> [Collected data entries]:

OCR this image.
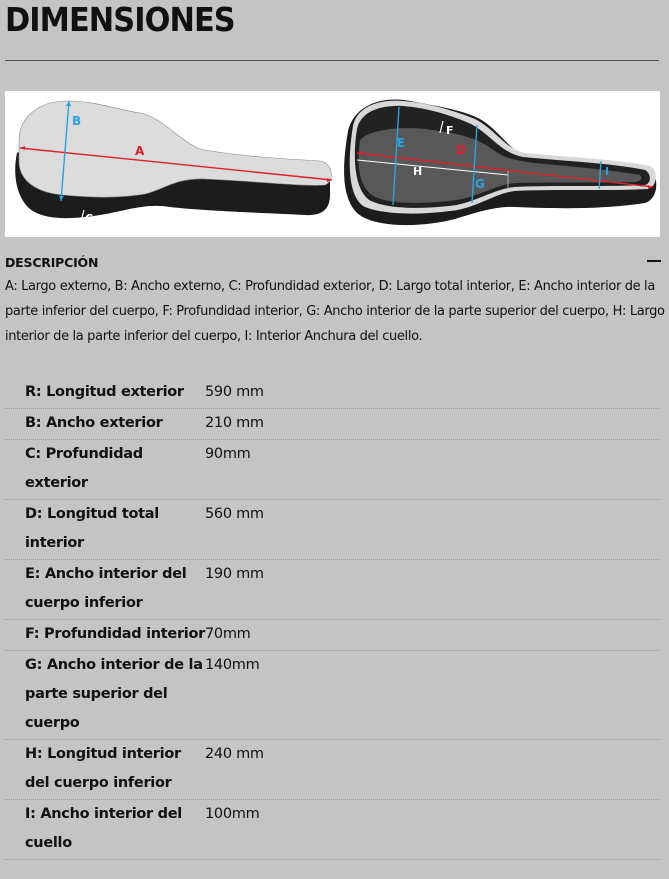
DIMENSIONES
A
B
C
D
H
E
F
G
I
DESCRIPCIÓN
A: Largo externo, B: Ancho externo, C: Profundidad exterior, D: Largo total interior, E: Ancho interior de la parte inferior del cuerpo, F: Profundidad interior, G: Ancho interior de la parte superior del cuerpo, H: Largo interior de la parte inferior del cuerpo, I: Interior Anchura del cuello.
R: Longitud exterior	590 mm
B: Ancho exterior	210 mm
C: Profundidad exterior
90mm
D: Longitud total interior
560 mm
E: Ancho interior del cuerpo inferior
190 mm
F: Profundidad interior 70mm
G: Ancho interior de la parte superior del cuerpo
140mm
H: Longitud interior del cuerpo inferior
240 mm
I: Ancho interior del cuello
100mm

> [DIRECTIVE]:
All of the entries above should be copied exactly, except for the pictures.

> [EXPECTED OUTPUT]:
OCR this image.
DIMENSIONES
A
B
C
D
H
E
F
G
I
DESCRIPCIÓN
A: Largo externo, B: Ancho externo, C: Profundidad exterior, D: Largo total interior, E: Ancho interior de la parte inferior del cuerpo, F: Profundidad interior, G: Ancho interior de la parte superior del cuerpo, H: Largo interior de la parte inferior del cuerpo, I: Interior Anchura del cuello.
R: Longitud exterior	590 mm
B: Ancho exterior	210 mm
C: Profundidad exterior
90mm
D: Longitud total interior
560 mm
E: Ancho interior del cuerpo inferior
190 mm
F: Profundidad interior 70mm
G: Ancho interior de la parte superior del cuerpo
140mm
H: Longitud interior del cuerpo inferior
240 mm
I: Ancho interior del cuello
100mm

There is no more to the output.